TASK BRIEF:
Output the entries word for word. Omit images.

Dataset records:
--- start ---

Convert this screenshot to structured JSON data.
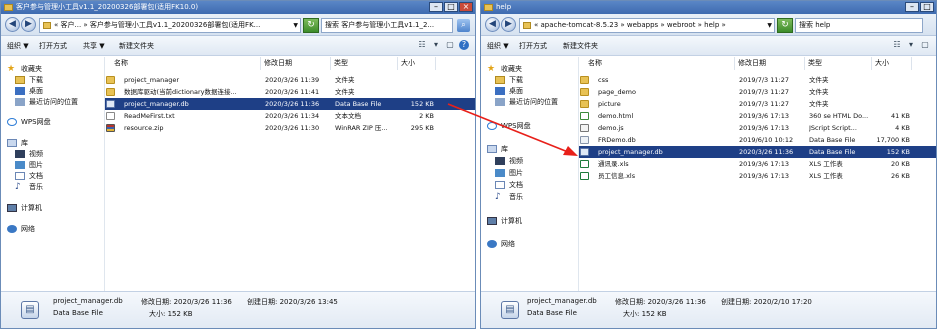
{
  "left": {
    "title": "客户参与管理小工具v1.1_20200326部署包(适用FK10.0)",
    "address": "« 客户... » 客户参与管理小工具v1.1_20200326部署包(适用FK...",
    "search_placeholder": "搜索 客户参与管理小工具v1.1_2...",
    "toolbar": {
      "organize": "组织 ▼",
      "open_with": "打开方式",
      "share": "共享 ▼",
      "new_folder": "新建文件夹"
    },
    "nav": {
      "favorites": "收藏夹",
      "downloads": "下载",
      "desktop": "桌面",
      "recent": "最近访问的位置",
      "wps": "WPS网盘",
      "libraries": "库",
      "videos": "视频",
      "pictures": "图片",
      "documents": "文档",
      "music": "音乐",
      "computer": "计算机",
      "network": "网络"
    },
    "columns": {
      "name": "名称",
      "date": "修改日期",
      "type": "类型",
      "size": "大小"
    },
    "files": [
      {
        "icon": "folder",
        "name": "project_manager",
        "date": "2020/3/26 11:39",
        "type": "文件夹",
        "size": "",
        "selected": false
      },
      {
        "icon": "folder",
        "name": "数据库驱动(当前dictionary数据连接...",
        "date": "2020/3/26 11:41",
        "type": "文件夹",
        "size": "",
        "selected": false
      },
      {
        "icon": "db",
        "name": "project_manager.db",
        "date": "2020/3/26 11:36",
        "type": "Data Base File",
        "size": "152 KB",
        "selected": true
      },
      {
        "icon": "txt",
        "name": "ReadMeFirst.txt",
        "date": "2020/3/26 11:34",
        "type": "文本文档",
        "size": "2 KB",
        "selected": false
      },
      {
        "icon": "zip",
        "name": "resource.zip",
        "date": "2020/3/26 11:30",
        "type": "WinRAR ZIP 压...",
        "size": "295 KB",
        "selected": false
      }
    ],
    "details": {
      "filename": "project_manager.db",
      "modified": "修改日期: 2020/3/26 11:36",
      "created": "创建日期: 2020/3/26 13:45",
      "type": "Data Base File",
      "size": "大小: 152 KB"
    }
  },
  "right": {
    "title": "help",
    "address": "« apache-tomcat-8.5.23 » webapps » webroot » help »",
    "search_placeholder": "搜索 help",
    "toolbar": {
      "organize": "组织 ▼",
      "open_with": "打开方式",
      "new_folder": "新建文件夹"
    },
    "nav": {
      "favorites": "收藏夹",
      "downloads": "下载",
      "desktop": "桌面",
      "recent": "最近访问的位置",
      "wps": "WPS网盘",
      "libraries": "库",
      "videos": "视频",
      "pictures": "图片",
      "documents": "文档",
      "music": "音乐",
      "computer": "计算机",
      "network": "网络"
    },
    "columns": {
      "name": "名称",
      "date": "修改日期",
      "type": "类型",
      "size": "大小"
    },
    "files": [
      {
        "icon": "folder",
        "name": "css",
        "date": "2019/7/3 11:27",
        "type": "文件夹",
        "size": "",
        "selected": false
      },
      {
        "icon": "folder",
        "name": "page_demo",
        "date": "2019/7/3 11:27",
        "type": "文件夹",
        "size": "",
        "selected": false
      },
      {
        "icon": "folder",
        "name": "picture",
        "date": "2019/7/3 11:27",
        "type": "文件夹",
        "size": "",
        "selected": false
      },
      {
        "icon": "html",
        "name": "demo.html",
        "date": "2019/3/6 17:13",
        "type": "360 se HTML Do...",
        "size": "41 KB",
        "selected": false
      },
      {
        "icon": "js",
        "name": "demo.js",
        "date": "2019/3/6 17:13",
        "type": "JScript Script...",
        "size": "4 KB",
        "selected": false
      },
      {
        "icon": "gen",
        "name": "FRDemo.db",
        "date": "2019/6/10 10:12",
        "type": "Data Base File",
        "size": "17,700 KB",
        "selected": false
      },
      {
        "icon": "db",
        "name": "project_manager.db",
        "date": "2020/3/26 11:36",
        "type": "Data Base File",
        "size": "152 KB",
        "selected": true
      },
      {
        "icon": "xls",
        "name": "通讯录.xls",
        "date": "2019/3/6 17:13",
        "type": "XLS 工作表",
        "size": "20 KB",
        "selected": false
      },
      {
        "icon": "xls",
        "name": "员工信息.xls",
        "date": "2019/3/6 17:13",
        "type": "XLS 工作表",
        "size": "26 KB",
        "selected": false
      }
    ],
    "details": {
      "filename": "project_manager.db",
      "modified": "修改日期: 2020/3/26 11:36",
      "created": "创建日期: 2020/2/10 17:20",
      "type": "Data Base File",
      "size": "大小: 152 KB"
    }
  },
  "colors": {
    "selection": "#1e3f86",
    "arrow": "#e8201a",
    "titlebar": "#3e6bb0"
  }
}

--- end ---

SOLUTION:
Convert this screenshot to structured JSON data.
{
  "left": {
    "title": "客户参与管理小工具v1.1_20200326部署包(适用FK10.0)",
    "address": "« 客户... » 客户参与管理小工具v1.1_20200326部署包(适用FK...",
    "search_placeholder": "搜索 客户参与管理小工具v1.1_2...",
    "toolbar": {
      "organize": "组织 ▼",
      "open_with": "打开方式",
      "share": "共享 ▼",
      "new_folder": "新建文件夹"
    },
    "nav": {
      "favorites": "收藏夹",
      "downloads": "下载",
      "desktop": "桌面",
      "recent": "最近访问的位置",
      "wps": "WPS网盘",
      "libraries": "库",
      "videos": "视频",
      "pictures": "图片",
      "documents": "文档",
      "music": "音乐",
      "computer": "计算机",
      "network": "网络"
    },
    "columns": {
      "name": "名称",
      "date": "修改日期",
      "type": "类型",
      "size": "大小"
    },
    "files": [
      {
        "icon": "folder",
        "name": "project_manager",
        "date": "2020/3/26 11:39",
        "type": "文件夹",
        "size": "",
        "selected": false
      },
      {
        "icon": "folder",
        "name": "数据库驱动(当前dictionary数据连接...",
        "date": "2020/3/26 11:41",
        "type": "文件夹",
        "size": "",
        "selected": false
      },
      {
        "icon": "db",
        "name": "project_manager.db",
        "date": "2020/3/26 11:36",
        "type": "Data Base File",
        "size": "152 KB",
        "selected": true
      },
      {
        "icon": "txt",
        "name": "ReadMeFirst.txt",
        "date": "2020/3/26 11:34",
        "type": "文本文档",
        "size": "2 KB",
        "selected": false
      },
      {
        "icon": "zip",
        "name": "resource.zip",
        "date": "2020/3/26 11:30",
        "type": "WinRAR ZIP 压...",
        "size": "295 KB",
        "selected": false
      }
    ],
    "details": {
      "filename": "project_manager.db",
      "modified": "修改日期: 2020/3/26 11:36",
      "created": "创建日期: 2020/3/26 13:45",
      "type": "Data Base File",
      "size": "大小: 152 KB"
    }
  },
  "right": {
    "title": "help",
    "address": "« apache-tomcat-8.5.23 » webapps » webroot » help »",
    "search_placeholder": "搜索 help",
    "toolbar": {
      "organize": "组织 ▼",
      "open_with": "打开方式",
      "new_folder": "新建文件夹"
    },
    "nav": {
      "favorites": "收藏夹",
      "downloads": "下载",
      "desktop": "桌面",
      "recent": "最近访问的位置",
      "wps": "WPS网盘",
      "libraries": "库",
      "videos": "视频",
      "pictures": "图片",
      "documents": "文档",
      "music": "音乐",
      "computer": "计算机",
      "network": "网络"
    },
    "columns": {
      "name": "名称",
      "date": "修改日期",
      "type": "类型",
      "size": "大小"
    },
    "files": [
      {
        "icon": "folder",
        "name": "css",
        "date": "2019/7/3 11:27",
        "type": "文件夹",
        "size": "",
        "selected": false
      },
      {
        "icon": "folder",
        "name": "page_demo",
        "date": "2019/7/3 11:27",
        "type": "文件夹",
        "size": "",
        "selected": false
      },
      {
        "icon": "folder",
        "name": "picture",
        "date": "2019/7/3 11:27",
        "type": "文件夹",
        "size": "",
        "selected": false
      },
      {
        "icon": "html",
        "name": "demo.html",
        "date": "2019/3/6 17:13",
        "type": "360 se HTML Do...",
        "size": "41 KB",
        "selected": false
      },
      {
        "icon": "js",
        "name": "demo.js",
        "date": "2019/3/6 17:13",
        "type": "JScript Script...",
        "size": "4 KB",
        "selected": false
      },
      {
        "icon": "gen",
        "name": "FRDemo.db",
        "date": "2019/6/10 10:12",
        "type": "Data Base File",
        "size": "17,700 KB",
        "selected": false
      },
      {
        "icon": "db",
        "name": "project_manager.db",
        "date": "2020/3/26 11:36",
        "type": "Data Base File",
        "size": "152 KB",
        "selected": true
      },
      {
        "icon": "xls",
        "name": "通讯录.xls",
        "date": "2019/3/6 17:13",
        "type": "XLS 工作表",
        "size": "20 KB",
        "selected": false
      },
      {
        "icon": "xls",
        "name": "员工信息.xls",
        "date": "2019/3/6 17:13",
        "type": "XLS 工作表",
        "size": "26 KB",
        "selected": false
      }
    ],
    "details": {
      "filename": "project_manager.db",
      "modified": "修改日期: 2020/3/26 11:36",
      "created": "创建日期: 2020/2/10 17:20",
      "type": "Data Base File",
      "size": "大小: 152 KB"
    }
  },
  "colors": {
    "selection": "#1e3f86",
    "arrow": "#e8201a",
    "titlebar": "#3e6bb0"
  }
}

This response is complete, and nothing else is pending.